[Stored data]
--- BEGIN ---
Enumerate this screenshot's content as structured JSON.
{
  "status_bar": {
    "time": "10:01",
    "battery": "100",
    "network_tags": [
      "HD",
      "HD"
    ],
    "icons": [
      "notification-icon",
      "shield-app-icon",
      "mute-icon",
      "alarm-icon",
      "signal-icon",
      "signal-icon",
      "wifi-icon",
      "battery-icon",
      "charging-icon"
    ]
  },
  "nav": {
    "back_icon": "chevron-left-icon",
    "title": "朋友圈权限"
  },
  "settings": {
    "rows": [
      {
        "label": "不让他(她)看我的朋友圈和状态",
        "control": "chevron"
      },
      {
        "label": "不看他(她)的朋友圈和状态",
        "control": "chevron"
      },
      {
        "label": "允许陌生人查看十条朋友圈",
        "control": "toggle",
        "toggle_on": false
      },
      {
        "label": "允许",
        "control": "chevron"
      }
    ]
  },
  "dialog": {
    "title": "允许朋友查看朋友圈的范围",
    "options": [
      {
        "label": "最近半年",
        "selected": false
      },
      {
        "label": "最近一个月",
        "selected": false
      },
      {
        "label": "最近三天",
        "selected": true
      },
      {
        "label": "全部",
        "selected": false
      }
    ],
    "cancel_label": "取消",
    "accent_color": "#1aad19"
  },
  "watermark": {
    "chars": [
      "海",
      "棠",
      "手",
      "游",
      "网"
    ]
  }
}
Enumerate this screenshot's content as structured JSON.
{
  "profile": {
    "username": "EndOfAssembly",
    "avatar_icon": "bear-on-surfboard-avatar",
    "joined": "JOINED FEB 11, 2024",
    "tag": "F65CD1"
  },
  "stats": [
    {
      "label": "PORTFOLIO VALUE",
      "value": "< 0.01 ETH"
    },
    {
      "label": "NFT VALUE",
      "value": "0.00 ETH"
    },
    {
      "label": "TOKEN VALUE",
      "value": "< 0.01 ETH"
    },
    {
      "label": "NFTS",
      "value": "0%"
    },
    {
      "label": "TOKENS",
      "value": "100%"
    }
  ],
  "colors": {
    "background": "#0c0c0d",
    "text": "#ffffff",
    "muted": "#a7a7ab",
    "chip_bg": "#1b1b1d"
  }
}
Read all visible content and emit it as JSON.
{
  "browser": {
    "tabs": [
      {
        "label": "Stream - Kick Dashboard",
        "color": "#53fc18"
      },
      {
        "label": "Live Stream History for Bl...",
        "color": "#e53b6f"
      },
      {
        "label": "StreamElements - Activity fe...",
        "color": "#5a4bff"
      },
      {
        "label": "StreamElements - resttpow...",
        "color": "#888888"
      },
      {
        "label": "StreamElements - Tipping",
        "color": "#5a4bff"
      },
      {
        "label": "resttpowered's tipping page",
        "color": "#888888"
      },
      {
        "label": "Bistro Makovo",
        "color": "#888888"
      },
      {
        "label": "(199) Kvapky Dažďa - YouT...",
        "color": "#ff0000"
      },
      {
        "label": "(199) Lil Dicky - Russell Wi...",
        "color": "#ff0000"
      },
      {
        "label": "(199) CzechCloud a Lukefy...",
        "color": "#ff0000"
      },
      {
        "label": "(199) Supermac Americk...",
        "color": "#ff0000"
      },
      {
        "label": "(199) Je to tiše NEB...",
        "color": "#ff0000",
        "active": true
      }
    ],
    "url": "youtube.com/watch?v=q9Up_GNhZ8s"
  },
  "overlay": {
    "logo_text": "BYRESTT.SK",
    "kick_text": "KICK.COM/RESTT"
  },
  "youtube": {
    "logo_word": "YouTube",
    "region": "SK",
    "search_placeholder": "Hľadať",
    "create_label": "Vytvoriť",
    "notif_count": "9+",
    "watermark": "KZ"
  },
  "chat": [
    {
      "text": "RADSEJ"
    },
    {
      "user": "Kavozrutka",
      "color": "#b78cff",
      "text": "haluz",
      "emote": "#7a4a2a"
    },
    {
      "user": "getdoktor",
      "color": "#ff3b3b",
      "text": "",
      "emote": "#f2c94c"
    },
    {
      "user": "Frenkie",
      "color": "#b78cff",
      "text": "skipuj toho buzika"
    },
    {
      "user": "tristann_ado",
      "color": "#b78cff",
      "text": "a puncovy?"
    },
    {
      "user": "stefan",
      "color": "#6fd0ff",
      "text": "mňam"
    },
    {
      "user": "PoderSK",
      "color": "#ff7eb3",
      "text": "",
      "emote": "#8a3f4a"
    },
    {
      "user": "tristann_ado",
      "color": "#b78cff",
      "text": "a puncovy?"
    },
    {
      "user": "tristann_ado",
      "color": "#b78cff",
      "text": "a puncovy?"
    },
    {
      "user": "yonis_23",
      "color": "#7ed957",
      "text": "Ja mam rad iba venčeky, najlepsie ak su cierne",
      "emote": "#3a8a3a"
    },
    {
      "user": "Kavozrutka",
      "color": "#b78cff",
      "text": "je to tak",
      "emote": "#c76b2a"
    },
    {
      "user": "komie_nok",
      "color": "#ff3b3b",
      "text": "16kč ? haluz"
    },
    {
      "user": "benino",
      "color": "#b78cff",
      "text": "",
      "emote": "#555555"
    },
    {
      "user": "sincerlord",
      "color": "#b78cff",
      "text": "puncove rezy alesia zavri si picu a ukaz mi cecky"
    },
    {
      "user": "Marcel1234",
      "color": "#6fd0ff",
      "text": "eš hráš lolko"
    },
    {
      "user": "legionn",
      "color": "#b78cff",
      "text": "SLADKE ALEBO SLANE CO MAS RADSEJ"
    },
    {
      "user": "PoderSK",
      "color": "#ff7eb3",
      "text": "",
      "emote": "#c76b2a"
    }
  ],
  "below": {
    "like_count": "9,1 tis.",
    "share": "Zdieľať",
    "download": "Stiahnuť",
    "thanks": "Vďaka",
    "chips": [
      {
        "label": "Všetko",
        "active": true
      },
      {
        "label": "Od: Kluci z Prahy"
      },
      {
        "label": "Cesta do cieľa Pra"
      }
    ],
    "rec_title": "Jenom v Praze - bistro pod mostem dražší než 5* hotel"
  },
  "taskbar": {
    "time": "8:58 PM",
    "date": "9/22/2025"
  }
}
--- END ---
- _Given task_
From the records above, copy every line that holds the word "emote".

- _Answer to the problem_
      "emote": "#7a4a2a"
      "emote": "#f2c94c"
      "emote": "#8a3f4a"
      "emote": "#3a8a3a"
      "emote": "#c76b2a"
      "emote": "#555555"
      "emote": "#c76b2a"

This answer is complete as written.